> [Work task]: Find the word "Tract" in the listing; pull out each line holding it.

+---+

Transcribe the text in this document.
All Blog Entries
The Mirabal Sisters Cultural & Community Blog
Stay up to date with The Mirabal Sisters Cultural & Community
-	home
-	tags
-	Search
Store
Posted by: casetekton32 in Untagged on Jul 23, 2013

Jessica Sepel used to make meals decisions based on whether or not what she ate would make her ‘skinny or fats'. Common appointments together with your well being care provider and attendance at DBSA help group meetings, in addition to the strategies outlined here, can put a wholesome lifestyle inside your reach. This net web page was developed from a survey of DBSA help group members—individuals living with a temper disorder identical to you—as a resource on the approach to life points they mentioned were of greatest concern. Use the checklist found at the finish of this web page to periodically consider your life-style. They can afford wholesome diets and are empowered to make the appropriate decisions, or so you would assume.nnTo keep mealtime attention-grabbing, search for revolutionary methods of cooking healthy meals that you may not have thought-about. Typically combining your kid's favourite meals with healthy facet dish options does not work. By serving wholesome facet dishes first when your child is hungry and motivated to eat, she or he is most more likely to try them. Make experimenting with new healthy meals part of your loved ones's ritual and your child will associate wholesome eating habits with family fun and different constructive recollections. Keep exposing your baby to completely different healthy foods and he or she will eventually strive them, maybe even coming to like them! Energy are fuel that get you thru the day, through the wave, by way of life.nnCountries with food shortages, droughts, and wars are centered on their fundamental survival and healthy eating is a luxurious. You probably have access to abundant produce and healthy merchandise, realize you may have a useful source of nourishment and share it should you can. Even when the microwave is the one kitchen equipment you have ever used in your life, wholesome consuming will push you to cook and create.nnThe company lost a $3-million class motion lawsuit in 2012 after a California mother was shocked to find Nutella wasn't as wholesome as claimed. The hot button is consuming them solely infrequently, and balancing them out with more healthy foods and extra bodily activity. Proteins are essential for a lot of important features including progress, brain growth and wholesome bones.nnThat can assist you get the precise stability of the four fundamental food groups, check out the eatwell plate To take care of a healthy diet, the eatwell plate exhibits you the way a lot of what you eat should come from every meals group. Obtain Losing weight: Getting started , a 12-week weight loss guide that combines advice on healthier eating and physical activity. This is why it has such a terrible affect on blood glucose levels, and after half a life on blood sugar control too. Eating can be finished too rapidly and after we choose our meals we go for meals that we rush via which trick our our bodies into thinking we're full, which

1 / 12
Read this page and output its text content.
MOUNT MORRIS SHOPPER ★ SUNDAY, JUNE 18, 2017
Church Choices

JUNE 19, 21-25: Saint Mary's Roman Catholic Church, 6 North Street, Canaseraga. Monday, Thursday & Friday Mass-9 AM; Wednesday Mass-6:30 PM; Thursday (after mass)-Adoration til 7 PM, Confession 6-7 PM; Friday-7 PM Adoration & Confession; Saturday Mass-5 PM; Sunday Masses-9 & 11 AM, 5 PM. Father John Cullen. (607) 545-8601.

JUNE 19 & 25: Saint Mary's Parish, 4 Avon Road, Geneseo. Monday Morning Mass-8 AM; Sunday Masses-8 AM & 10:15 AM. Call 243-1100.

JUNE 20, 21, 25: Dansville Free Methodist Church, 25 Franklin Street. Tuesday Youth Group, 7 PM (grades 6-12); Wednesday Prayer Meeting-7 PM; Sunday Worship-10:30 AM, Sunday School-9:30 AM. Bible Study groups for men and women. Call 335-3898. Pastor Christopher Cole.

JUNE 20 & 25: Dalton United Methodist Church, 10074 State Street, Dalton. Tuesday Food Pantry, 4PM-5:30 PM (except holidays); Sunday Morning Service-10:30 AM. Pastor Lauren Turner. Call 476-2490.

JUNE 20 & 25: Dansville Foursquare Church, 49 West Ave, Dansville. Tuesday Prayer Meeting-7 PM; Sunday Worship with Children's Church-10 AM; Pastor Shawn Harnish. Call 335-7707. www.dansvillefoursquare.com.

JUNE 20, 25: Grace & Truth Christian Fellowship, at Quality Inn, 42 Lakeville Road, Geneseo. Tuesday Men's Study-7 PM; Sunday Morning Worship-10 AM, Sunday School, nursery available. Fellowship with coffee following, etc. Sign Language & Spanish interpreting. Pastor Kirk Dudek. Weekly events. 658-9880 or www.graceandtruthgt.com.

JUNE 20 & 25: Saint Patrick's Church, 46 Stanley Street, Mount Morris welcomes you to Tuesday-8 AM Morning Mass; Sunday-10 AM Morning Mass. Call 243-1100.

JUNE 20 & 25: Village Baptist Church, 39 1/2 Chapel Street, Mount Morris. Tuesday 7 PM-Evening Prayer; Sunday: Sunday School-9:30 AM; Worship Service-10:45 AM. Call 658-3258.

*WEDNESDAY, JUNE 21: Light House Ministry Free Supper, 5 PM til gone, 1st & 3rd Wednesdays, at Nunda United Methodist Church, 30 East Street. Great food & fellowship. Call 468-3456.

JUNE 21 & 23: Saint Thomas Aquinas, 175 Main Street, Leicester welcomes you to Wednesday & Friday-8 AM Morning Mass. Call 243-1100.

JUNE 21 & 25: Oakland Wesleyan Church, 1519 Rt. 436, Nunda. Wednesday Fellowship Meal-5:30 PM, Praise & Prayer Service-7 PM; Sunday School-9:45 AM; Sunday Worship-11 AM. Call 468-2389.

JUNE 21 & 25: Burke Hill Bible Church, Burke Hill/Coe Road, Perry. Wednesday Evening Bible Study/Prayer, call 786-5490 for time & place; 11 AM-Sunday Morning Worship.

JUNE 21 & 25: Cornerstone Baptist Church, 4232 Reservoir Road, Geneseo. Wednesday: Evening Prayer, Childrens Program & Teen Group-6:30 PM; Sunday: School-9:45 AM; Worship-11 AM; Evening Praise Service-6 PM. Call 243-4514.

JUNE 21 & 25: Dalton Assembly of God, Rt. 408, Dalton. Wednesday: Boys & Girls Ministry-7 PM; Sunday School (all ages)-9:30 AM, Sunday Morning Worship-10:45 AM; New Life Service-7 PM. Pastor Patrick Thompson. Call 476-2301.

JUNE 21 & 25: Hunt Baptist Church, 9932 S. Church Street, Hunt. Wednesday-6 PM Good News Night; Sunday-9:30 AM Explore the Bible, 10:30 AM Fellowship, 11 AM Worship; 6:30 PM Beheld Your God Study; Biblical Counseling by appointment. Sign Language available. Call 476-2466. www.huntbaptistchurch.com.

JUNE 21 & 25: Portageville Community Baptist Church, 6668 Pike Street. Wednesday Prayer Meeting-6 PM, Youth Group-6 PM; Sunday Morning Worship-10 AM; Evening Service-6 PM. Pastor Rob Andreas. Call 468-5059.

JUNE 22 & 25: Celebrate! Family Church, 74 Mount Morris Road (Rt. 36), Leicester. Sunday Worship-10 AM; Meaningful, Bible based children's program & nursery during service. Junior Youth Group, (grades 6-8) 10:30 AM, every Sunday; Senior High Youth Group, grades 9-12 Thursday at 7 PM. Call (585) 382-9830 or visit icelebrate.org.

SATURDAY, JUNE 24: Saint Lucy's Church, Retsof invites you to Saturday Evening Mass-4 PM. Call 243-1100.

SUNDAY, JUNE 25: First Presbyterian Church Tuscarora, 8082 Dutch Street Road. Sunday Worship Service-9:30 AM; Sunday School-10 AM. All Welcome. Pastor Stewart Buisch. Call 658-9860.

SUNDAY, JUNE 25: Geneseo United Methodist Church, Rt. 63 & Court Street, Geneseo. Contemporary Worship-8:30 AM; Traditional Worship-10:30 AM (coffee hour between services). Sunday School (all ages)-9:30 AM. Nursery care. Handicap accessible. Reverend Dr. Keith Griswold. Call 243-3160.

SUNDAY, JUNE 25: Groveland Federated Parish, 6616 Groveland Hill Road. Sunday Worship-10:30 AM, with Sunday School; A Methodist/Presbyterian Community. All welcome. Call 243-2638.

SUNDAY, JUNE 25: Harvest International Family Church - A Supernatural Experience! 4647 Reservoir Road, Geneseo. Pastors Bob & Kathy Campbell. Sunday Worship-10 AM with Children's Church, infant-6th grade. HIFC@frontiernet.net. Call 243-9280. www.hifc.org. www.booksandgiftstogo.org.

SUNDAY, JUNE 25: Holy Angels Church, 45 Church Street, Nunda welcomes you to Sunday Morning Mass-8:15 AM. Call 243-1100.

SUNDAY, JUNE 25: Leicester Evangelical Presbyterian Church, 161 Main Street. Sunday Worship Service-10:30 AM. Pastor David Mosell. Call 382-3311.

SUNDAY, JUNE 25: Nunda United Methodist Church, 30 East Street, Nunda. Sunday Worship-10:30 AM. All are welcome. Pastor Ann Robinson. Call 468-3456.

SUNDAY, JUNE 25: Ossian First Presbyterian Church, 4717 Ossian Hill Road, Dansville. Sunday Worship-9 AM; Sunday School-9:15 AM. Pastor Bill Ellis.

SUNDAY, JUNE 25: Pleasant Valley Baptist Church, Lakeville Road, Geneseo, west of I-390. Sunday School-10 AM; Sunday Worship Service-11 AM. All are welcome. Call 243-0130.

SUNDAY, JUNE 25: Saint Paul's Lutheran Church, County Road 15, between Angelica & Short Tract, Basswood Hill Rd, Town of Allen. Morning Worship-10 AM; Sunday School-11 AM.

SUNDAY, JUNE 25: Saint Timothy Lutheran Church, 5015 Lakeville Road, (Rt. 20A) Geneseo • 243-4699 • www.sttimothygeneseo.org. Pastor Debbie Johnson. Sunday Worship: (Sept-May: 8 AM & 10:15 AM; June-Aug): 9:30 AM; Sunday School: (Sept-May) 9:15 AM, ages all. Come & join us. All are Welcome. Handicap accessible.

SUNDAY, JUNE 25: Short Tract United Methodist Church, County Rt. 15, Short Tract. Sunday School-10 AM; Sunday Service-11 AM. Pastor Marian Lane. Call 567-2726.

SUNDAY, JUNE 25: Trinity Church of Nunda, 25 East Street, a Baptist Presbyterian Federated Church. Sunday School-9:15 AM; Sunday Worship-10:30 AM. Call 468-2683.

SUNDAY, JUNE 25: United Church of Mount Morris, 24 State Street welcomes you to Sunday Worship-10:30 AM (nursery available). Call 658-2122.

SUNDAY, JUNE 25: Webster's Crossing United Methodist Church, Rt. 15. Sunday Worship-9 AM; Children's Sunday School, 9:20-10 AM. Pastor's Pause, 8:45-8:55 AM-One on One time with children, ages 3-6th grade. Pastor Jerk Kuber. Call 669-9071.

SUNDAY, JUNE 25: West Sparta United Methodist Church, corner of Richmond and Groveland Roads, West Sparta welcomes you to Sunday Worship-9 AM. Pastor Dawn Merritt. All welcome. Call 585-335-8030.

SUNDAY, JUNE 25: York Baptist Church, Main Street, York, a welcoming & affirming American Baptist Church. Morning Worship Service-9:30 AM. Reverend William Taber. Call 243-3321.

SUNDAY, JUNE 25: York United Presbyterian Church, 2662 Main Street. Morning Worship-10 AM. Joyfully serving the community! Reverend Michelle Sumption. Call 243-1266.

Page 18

+---+

> [Result of this exercise]:
SUNDAY, JUNE 25: Saint Paul's Lutheran Church, County Road 15, between Angelica & Short Tract, Basswood Hill Rd, Town of Allen. Morning Worship-10 AM; Sunday School-11 AM.
SUNDAY, JUNE 25: Short Tract United Methodist Church, County Rt. 15, Short Tract. Sunday School-10 AM; Sunday Service-11 AM. Pastor Marian Lane. Call 567-2726.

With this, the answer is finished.